Data listing:
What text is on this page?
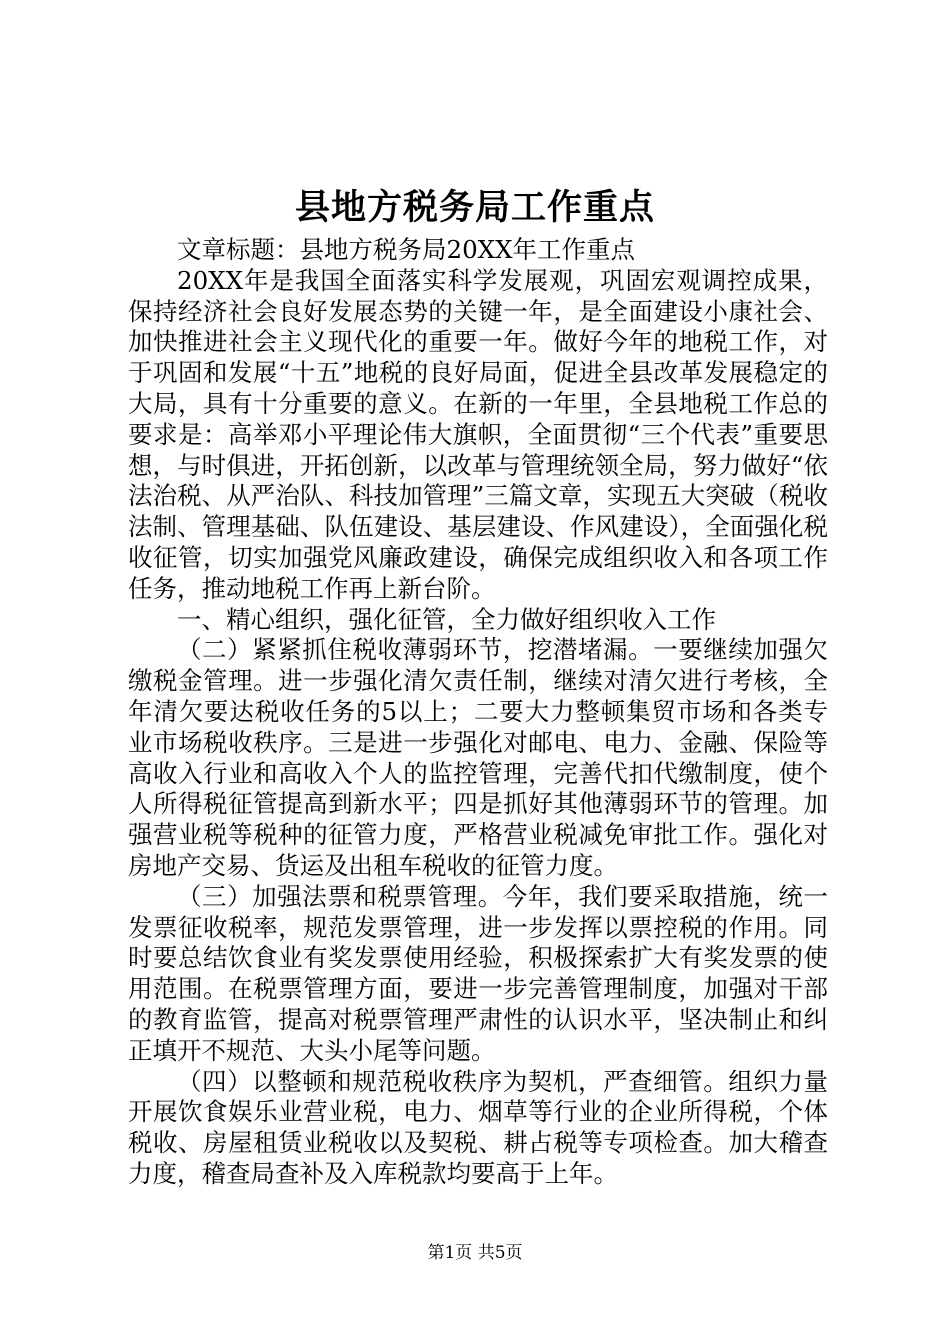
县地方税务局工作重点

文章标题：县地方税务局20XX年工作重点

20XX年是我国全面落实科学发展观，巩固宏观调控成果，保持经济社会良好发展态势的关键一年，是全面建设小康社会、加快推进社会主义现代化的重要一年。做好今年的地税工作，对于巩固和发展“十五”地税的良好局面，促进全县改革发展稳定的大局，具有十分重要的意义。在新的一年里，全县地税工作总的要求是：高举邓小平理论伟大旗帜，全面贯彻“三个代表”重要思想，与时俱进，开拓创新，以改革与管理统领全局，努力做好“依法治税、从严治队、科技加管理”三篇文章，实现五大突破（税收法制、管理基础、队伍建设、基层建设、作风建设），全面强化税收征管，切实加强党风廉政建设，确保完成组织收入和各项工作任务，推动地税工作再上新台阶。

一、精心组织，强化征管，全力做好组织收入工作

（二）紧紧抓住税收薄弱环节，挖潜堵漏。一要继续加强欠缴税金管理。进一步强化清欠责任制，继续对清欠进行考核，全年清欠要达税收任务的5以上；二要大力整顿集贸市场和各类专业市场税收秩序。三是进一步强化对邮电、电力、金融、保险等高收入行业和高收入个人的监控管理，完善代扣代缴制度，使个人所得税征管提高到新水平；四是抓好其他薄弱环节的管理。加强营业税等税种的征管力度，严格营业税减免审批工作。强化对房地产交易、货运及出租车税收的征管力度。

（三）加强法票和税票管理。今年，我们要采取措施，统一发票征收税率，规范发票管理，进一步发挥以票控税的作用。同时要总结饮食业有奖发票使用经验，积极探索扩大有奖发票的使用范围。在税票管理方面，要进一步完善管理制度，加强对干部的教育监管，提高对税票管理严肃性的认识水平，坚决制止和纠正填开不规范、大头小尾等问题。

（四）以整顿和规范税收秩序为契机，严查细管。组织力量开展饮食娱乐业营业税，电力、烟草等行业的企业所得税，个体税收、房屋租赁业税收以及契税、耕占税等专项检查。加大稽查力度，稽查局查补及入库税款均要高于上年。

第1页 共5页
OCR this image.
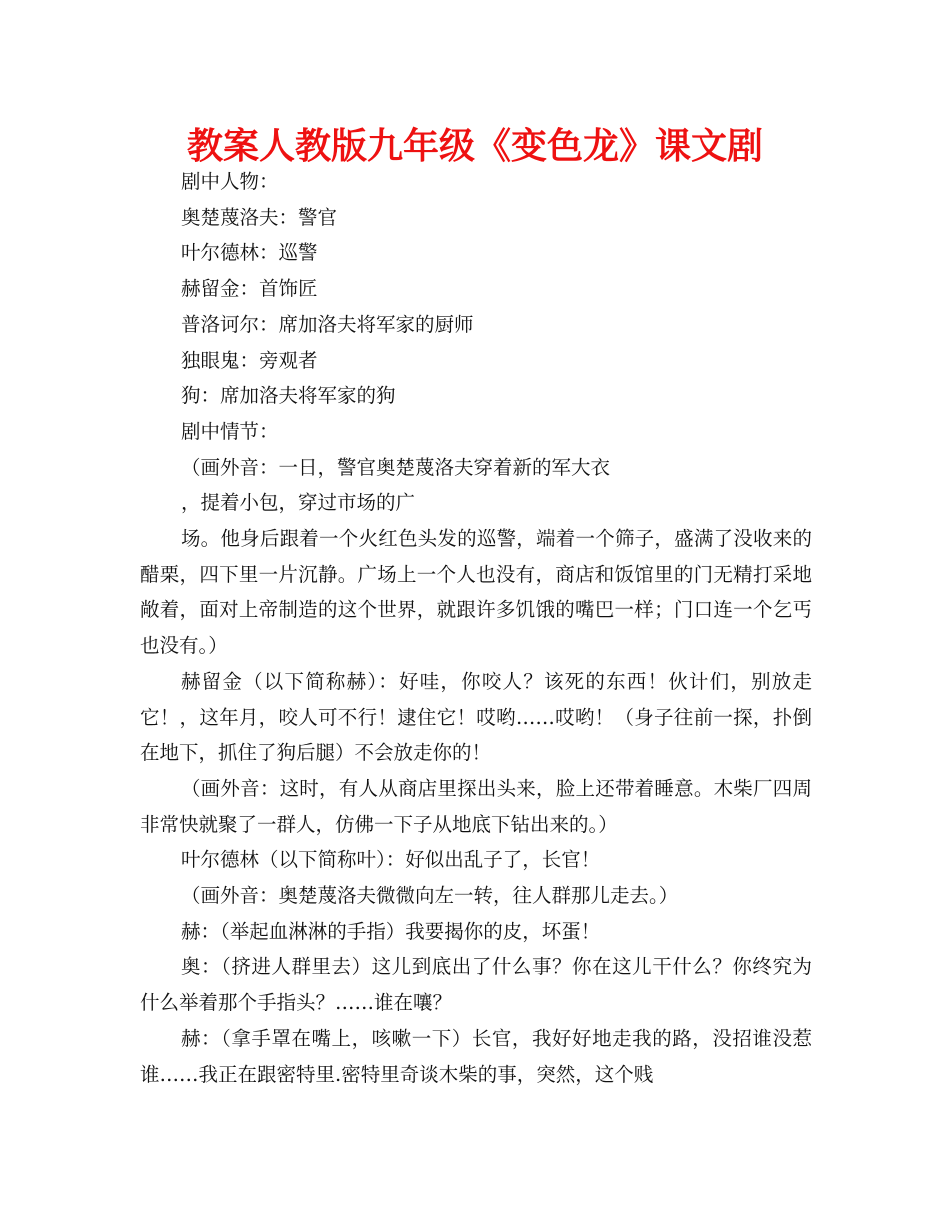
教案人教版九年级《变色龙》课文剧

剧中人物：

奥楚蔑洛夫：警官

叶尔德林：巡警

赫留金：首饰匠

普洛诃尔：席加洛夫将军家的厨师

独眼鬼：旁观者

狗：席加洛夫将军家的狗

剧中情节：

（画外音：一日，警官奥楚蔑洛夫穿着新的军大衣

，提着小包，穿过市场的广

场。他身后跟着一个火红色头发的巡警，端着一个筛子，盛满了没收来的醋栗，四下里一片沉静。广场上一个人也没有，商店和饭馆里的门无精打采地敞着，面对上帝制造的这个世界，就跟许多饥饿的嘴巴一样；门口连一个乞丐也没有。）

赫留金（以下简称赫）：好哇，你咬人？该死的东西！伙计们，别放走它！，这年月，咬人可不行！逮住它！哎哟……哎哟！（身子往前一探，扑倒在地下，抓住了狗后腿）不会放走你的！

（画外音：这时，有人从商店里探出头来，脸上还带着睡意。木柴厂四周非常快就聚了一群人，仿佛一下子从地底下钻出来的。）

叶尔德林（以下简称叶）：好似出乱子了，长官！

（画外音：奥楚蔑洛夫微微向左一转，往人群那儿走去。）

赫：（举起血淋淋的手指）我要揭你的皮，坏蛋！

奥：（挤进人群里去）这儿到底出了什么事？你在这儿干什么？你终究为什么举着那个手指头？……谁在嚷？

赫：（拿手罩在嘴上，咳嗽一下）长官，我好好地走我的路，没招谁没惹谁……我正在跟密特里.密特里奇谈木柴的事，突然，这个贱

* * *

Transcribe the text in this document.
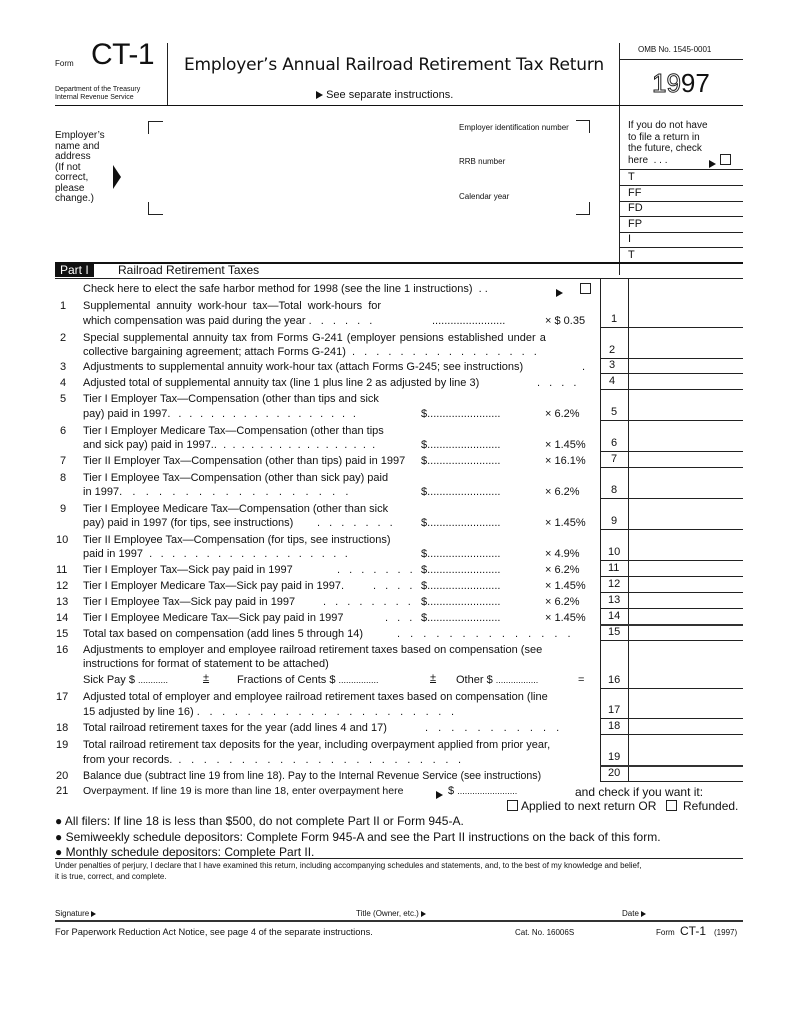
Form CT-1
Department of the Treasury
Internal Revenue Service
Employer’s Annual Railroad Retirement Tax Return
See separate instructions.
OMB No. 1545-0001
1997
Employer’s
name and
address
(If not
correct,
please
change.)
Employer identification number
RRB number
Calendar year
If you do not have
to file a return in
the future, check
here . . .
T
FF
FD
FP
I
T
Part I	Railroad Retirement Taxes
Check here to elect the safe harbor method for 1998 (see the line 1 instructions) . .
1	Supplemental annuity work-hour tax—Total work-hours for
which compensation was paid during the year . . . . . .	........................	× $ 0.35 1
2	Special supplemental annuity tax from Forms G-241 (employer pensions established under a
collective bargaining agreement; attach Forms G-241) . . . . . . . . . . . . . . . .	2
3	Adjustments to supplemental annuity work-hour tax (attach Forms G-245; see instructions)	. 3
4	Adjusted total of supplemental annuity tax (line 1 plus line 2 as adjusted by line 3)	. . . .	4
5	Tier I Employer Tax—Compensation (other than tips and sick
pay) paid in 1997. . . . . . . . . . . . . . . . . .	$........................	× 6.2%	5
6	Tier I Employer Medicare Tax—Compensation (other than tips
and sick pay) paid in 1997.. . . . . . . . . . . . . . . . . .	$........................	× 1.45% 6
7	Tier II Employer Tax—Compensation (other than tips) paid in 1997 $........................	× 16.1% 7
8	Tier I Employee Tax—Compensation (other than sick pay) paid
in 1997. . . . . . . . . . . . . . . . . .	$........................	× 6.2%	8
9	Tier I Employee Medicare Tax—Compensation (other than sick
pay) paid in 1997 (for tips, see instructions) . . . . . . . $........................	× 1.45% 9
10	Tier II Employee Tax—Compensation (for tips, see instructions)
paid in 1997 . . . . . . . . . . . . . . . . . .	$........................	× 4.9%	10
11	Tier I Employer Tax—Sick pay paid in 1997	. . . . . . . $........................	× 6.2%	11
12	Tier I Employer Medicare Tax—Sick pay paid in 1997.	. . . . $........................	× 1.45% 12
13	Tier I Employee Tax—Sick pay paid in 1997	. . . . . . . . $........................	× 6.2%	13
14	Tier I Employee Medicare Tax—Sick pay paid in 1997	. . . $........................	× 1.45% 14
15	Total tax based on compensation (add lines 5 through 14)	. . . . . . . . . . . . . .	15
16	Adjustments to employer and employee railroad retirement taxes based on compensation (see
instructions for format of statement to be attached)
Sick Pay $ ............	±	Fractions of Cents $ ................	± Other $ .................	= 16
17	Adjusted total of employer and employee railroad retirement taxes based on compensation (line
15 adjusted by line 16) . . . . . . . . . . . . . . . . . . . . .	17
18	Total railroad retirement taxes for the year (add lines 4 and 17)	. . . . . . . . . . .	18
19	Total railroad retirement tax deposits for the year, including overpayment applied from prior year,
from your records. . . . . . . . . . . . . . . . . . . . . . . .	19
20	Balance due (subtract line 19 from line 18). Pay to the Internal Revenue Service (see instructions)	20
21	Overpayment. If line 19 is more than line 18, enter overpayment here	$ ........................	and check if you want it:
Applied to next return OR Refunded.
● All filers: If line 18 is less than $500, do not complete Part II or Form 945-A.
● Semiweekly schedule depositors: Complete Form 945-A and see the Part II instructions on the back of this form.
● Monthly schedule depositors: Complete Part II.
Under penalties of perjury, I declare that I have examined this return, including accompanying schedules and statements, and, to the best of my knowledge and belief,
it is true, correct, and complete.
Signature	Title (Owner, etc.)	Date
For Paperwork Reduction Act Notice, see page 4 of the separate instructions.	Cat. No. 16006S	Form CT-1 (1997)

▸ Your instructions: Select and copy every line from the records that includes the word "overpayment".

▸ The response:
19	Total railroad retirement tax deposits for the year, including overpayment applied from prior year,
21	Overpayment. If line 19 is more than line 18, enter overpayment here	$ ........................	and check if you want it:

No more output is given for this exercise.